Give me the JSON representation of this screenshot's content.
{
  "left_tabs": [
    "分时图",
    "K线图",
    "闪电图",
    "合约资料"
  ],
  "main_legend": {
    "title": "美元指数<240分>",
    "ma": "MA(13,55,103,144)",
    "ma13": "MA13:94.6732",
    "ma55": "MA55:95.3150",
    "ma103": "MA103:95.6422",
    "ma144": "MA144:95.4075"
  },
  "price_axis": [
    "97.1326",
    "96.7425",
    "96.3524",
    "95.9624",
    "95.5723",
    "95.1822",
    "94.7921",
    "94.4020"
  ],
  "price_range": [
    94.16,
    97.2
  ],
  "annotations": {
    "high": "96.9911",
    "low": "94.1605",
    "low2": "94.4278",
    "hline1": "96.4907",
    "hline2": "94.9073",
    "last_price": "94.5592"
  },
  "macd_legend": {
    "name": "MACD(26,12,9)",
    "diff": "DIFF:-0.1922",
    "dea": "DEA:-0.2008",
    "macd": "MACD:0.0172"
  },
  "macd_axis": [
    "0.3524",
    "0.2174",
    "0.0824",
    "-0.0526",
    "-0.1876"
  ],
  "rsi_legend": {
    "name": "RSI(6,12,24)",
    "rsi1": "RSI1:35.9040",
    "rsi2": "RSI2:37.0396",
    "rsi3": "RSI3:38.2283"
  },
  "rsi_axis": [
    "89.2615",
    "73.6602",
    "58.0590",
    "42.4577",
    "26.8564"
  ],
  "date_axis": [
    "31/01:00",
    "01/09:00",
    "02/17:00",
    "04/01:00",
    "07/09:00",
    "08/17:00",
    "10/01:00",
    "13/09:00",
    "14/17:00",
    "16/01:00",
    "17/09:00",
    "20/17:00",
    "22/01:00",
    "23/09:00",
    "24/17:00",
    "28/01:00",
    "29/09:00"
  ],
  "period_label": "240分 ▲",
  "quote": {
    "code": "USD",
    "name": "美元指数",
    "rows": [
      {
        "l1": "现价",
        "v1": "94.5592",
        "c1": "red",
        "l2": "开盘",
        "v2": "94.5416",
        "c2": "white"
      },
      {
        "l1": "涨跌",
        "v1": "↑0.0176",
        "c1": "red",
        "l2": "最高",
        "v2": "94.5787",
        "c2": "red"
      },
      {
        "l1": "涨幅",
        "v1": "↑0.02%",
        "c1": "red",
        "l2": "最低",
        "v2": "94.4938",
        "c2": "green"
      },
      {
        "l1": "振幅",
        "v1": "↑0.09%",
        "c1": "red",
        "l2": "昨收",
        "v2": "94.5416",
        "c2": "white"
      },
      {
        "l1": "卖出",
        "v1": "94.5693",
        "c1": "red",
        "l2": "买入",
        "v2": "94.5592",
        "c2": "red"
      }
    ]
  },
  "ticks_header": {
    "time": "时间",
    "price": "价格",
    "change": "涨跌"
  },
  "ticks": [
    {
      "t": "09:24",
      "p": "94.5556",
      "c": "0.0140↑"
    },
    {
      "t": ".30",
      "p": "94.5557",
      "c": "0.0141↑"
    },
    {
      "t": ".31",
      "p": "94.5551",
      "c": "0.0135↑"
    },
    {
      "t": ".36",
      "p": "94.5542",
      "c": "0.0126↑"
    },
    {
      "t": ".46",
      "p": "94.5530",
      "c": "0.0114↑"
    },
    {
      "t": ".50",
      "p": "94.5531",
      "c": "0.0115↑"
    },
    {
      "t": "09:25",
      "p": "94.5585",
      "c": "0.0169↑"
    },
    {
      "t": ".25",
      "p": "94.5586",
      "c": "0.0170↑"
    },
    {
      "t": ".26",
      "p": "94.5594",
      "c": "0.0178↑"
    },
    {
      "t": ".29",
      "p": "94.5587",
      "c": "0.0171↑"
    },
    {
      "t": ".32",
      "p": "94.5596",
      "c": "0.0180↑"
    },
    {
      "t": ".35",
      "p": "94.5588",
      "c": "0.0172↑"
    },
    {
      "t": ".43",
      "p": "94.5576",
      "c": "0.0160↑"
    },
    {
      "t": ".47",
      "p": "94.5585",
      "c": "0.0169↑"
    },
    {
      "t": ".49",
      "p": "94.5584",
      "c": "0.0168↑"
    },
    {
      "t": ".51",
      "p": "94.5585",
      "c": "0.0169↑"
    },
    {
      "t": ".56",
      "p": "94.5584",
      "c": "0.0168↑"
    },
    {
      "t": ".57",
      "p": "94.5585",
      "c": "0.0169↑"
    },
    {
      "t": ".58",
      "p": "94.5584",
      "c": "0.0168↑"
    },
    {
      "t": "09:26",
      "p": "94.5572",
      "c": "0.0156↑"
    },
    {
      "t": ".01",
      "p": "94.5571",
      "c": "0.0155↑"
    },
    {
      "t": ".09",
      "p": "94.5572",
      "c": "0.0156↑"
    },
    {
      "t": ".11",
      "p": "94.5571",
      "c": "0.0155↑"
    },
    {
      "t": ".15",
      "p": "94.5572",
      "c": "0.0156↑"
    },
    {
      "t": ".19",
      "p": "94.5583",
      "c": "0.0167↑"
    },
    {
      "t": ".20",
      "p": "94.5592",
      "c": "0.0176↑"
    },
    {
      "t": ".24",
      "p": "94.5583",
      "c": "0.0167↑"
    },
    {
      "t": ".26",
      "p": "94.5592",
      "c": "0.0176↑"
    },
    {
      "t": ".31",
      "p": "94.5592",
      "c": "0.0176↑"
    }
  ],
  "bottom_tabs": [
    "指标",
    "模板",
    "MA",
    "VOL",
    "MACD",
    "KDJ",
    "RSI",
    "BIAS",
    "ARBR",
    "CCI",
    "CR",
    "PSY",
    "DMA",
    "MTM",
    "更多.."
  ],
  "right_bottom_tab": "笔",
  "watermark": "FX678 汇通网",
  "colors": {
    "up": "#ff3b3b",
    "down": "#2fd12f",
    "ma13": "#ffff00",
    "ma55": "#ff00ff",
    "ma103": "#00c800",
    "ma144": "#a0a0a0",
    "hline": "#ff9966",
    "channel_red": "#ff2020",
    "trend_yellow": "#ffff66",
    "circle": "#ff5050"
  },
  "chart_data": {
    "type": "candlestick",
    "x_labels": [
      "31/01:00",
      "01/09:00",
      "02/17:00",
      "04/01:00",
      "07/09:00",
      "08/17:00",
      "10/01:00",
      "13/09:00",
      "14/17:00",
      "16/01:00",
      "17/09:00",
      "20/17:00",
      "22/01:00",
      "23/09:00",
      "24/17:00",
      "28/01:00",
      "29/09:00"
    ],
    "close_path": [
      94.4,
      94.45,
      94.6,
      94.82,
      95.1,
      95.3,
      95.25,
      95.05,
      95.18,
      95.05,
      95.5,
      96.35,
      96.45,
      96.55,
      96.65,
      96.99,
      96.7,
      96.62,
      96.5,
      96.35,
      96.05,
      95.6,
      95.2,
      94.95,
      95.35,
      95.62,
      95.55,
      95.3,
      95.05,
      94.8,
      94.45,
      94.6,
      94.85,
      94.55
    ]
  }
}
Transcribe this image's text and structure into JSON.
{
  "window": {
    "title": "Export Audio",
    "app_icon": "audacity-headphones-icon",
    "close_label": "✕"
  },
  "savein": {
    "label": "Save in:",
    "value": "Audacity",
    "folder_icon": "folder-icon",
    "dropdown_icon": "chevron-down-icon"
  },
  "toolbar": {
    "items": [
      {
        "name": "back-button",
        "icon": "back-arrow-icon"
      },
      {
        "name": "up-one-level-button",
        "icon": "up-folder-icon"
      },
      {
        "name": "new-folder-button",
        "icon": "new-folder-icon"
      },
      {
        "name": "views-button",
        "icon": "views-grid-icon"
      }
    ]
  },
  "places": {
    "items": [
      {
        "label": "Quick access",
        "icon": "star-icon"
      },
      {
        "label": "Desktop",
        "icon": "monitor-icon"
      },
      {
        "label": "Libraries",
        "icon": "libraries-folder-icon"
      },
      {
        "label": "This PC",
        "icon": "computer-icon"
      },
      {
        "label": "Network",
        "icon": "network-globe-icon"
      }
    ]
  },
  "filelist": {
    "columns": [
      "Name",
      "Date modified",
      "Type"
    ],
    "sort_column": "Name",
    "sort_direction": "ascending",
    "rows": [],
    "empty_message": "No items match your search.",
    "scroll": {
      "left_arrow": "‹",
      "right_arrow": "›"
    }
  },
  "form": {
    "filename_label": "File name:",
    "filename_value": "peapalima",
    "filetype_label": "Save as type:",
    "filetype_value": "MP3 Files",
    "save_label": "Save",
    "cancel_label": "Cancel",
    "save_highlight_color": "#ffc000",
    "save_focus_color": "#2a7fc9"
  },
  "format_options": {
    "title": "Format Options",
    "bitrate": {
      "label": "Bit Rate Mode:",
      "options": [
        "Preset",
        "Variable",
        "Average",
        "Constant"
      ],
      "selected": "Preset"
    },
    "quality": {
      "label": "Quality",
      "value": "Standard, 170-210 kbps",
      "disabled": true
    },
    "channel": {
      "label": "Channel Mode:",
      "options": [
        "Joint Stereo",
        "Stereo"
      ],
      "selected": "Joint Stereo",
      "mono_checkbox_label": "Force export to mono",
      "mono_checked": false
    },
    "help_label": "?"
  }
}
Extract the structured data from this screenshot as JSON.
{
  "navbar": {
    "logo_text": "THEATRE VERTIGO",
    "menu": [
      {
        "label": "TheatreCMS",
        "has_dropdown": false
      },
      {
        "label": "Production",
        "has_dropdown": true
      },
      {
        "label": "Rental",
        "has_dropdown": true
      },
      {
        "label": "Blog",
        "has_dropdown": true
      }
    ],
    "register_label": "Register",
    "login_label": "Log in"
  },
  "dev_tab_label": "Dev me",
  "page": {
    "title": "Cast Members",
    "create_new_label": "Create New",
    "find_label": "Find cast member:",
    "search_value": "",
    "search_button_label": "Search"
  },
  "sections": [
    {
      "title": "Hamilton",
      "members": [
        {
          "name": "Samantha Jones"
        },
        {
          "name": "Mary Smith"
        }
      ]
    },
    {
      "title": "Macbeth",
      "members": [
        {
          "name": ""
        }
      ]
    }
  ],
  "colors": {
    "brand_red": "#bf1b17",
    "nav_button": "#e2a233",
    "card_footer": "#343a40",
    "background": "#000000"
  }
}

▶ **Short task**
Copy out every line from the one containing "Extract the structured" to the end of the material, both ends included.

▶ **Solution to this task**
Extract the structured data from this screenshot as JSON.
{
  "navbar": {
    "logo_text": "THEATRE VERTIGO",
    "menu": [
      {
        "label": "TheatreCMS",
        "has_dropdown": false
      },
      {
        "label": "Production",
        "has_dropdown": true
      },
      {
        "label": "Rental",
        "has_dropdown": true
      },
      {
        "label": "Blog",
        "has_dropdown": true
      }
    ],
    "register_label": "Register",
    "login_label": "Log in"
  },
  "dev_tab_label": "Dev me",
  "page": {
    "title": "Cast Members",
    "create_new_label": "Create New",
    "find_label": "Find cast member:",
    "search_value": "",
    "search_button_label": "Search"
  },
  "sections": [
    {
      "title": "Hamilton",
      "members": [
        {
          "name": "Samantha Jones"
        },
        {
          "name": "Mary Smith"
        }
      ]
    },
    {
      "title": "Macbeth",
      "members": [
        {
          "name": ""
        }
      ]
    }
  ],
  "colors": {
    "brand_red": "#bf1b17",
    "nav_button": "#e2a233",
    "card_footer": "#343a40",
    "background": "#000000"
  }
}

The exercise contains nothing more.